Recorded data:
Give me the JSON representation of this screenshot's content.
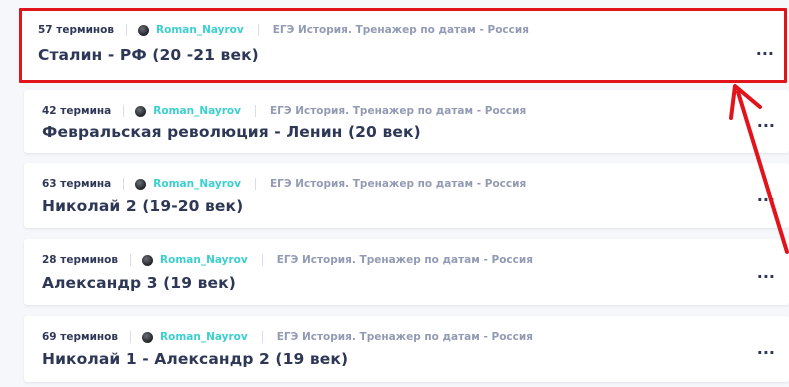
{
  "sets": [
    {
      "count": "57 терминов",
      "author": "Roman_Nayrov",
      "folder": "ЕГЭ История. Тренажер по датам - Россия",
      "title": "Сталин - РФ (20 -21 век)",
      "more": "..."
    },
    {
      "count": "42 термина",
      "author": "Roman_Nayrov",
      "folder": "ЕГЭ История. Тренажер по датам - Россия",
      "title": "Февральская революция - Ленин (20 век)",
      "more": "..."
    },
    {
      "count": "63 термина",
      "author": "Roman_Nayrov",
      "folder": "ЕГЭ История. Тренажер по датам - Россия",
      "title": "Николай 2 (19-20 век)",
      "more": "..."
    },
    {
      "count": "28 терминов",
      "author": "Roman_Nayrov",
      "folder": "ЕГЭ История. Тренажер по датам - Россия",
      "title": "Александр 3 (19 век)",
      "more": "..."
    },
    {
      "count": "69 терминов",
      "author": "Roman_Nayrov",
      "folder": "ЕГЭ История. Тренажер по датам - Россия",
      "title": "Николай 1 - Александр 2 (19 век)",
      "more": "..."
    }
  ],
  "colors": {
    "highlight": "#e2141b",
    "author": "#3ccfcf",
    "title": "#2e3856",
    "folder": "#939bb4"
  }
}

* **GOAL**: All of the records need repeating exactly, except for the pictures.

* **TASK RESPONSE**:
Give me the JSON representation of this screenshot's content.
{
  "sets": [
    {
      "count": "57 терминов",
      "author": "Roman_Nayrov",
      "folder": "ЕГЭ История. Тренажер по датам - Россия",
      "title": "Сталин - РФ (20 -21 век)",
      "more": "..."
    },
    {
      "count": "42 термина",
      "author": "Roman_Nayrov",
      "folder": "ЕГЭ История. Тренажер по датам - Россия",
      "title": "Февральская революция - Ленин (20 век)",
      "more": "..."
    },
    {
      "count": "63 термина",
      "author": "Roman_Nayrov",
      "folder": "ЕГЭ История. Тренажер по датам - Россия",
      "title": "Николай 2 (19-20 век)",
      "more": "..."
    },
    {
      "count": "28 терминов",
      "author": "Roman_Nayrov",
      "folder": "ЕГЭ История. Тренажер по датам - Россия",
      "title": "Александр 3 (19 век)",
      "more": "..."
    },
    {
      "count": "69 терминов",
      "author": "Roman_Nayrov",
      "folder": "ЕГЭ История. Тренажер по датам - Россия",
      "title": "Николай 1 - Александр 2 (19 век)",
      "more": "..."
    }
  ],
  "colors": {
    "highlight": "#e2141b",
    "author": "#3ccfcf",
    "title": "#2e3856",
    "folder": "#939bb4"
  }
}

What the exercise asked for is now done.